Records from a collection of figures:
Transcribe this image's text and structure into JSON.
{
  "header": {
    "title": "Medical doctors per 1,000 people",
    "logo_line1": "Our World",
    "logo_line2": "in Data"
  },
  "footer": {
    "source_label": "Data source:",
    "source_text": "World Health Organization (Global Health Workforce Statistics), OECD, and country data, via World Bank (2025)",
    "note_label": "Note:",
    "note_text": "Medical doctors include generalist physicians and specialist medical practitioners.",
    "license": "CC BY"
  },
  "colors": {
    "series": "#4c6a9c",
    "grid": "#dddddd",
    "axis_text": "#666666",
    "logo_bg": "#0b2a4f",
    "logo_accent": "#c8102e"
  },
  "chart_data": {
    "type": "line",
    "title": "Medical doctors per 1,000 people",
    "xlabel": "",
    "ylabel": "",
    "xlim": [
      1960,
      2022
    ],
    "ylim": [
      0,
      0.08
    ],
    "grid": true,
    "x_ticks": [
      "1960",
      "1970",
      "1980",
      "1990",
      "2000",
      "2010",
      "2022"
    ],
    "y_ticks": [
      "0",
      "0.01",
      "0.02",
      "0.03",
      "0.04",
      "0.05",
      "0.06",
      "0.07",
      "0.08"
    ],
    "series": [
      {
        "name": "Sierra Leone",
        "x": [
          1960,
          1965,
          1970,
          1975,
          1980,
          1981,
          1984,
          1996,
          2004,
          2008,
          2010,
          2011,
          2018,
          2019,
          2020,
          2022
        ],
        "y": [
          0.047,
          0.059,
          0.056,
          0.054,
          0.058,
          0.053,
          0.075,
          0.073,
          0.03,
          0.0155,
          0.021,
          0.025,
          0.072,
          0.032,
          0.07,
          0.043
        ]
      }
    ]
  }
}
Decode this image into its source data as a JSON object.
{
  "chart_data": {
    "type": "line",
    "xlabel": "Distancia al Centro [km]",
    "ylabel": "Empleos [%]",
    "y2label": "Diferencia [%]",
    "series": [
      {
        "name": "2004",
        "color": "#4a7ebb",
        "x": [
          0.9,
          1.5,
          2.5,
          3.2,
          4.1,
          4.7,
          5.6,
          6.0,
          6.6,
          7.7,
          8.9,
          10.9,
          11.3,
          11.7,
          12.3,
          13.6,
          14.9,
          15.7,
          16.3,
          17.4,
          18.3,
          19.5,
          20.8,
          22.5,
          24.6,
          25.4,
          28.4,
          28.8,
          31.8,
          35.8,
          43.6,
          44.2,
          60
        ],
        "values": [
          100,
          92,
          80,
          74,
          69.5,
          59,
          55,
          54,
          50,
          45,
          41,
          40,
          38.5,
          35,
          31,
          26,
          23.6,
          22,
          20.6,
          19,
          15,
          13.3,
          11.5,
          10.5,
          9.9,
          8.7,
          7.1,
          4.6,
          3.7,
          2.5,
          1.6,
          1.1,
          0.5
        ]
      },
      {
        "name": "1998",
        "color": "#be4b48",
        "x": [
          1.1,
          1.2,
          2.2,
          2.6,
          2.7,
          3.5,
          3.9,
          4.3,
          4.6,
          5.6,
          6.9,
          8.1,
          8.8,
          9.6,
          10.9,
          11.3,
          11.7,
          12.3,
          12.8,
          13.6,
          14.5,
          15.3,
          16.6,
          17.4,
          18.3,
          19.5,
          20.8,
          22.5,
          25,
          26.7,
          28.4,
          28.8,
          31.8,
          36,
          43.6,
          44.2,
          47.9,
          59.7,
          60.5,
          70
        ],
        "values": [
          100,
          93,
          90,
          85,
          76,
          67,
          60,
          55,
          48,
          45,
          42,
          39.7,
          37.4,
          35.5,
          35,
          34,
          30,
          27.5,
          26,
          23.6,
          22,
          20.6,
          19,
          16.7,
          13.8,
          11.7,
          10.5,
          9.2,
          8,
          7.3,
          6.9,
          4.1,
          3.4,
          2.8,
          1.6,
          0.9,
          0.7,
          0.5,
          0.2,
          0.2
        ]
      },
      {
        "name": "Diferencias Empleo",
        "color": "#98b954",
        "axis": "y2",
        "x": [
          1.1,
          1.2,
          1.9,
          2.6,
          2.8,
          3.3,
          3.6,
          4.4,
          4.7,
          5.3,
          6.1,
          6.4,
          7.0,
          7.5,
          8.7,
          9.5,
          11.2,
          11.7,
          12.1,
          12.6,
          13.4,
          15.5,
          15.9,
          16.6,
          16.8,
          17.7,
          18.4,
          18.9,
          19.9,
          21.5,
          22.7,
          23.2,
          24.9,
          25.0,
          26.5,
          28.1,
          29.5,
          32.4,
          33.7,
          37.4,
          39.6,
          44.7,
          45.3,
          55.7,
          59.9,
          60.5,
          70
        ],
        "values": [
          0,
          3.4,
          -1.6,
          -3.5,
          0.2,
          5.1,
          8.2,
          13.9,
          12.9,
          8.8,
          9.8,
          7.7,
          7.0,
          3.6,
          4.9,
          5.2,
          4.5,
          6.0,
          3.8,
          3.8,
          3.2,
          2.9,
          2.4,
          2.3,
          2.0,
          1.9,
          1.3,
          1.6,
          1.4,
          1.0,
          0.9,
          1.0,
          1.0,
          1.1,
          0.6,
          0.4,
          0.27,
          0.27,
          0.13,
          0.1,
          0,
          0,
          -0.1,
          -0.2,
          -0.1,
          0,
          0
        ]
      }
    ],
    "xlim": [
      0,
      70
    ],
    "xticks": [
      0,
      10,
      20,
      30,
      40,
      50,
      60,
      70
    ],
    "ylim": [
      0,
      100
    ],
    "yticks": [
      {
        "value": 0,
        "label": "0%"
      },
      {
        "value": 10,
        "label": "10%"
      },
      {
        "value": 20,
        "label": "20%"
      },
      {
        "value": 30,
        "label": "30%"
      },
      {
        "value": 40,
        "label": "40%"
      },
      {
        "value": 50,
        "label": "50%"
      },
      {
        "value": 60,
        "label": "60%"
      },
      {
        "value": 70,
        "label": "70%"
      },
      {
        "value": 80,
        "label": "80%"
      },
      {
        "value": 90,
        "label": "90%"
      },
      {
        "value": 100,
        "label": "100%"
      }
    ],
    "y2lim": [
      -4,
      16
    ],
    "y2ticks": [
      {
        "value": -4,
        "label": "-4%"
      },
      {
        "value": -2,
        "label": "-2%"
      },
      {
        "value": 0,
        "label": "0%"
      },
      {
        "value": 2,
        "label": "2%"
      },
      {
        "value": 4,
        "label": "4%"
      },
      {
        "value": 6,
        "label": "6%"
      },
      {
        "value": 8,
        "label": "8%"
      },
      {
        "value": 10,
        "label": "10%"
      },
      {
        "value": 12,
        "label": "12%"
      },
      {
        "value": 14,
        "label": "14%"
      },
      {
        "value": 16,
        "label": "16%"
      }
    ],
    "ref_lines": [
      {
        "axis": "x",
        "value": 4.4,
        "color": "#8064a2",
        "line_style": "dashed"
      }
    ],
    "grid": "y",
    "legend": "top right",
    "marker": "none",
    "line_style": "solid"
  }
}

◆ **Required work**: Look through the records and gather each line with the word "name".

◆ **Response to the task**:
        "name": "Sierra Leone",
        "name": "2004",
        "name": "1998",
        "name": "Diferencias Empleo",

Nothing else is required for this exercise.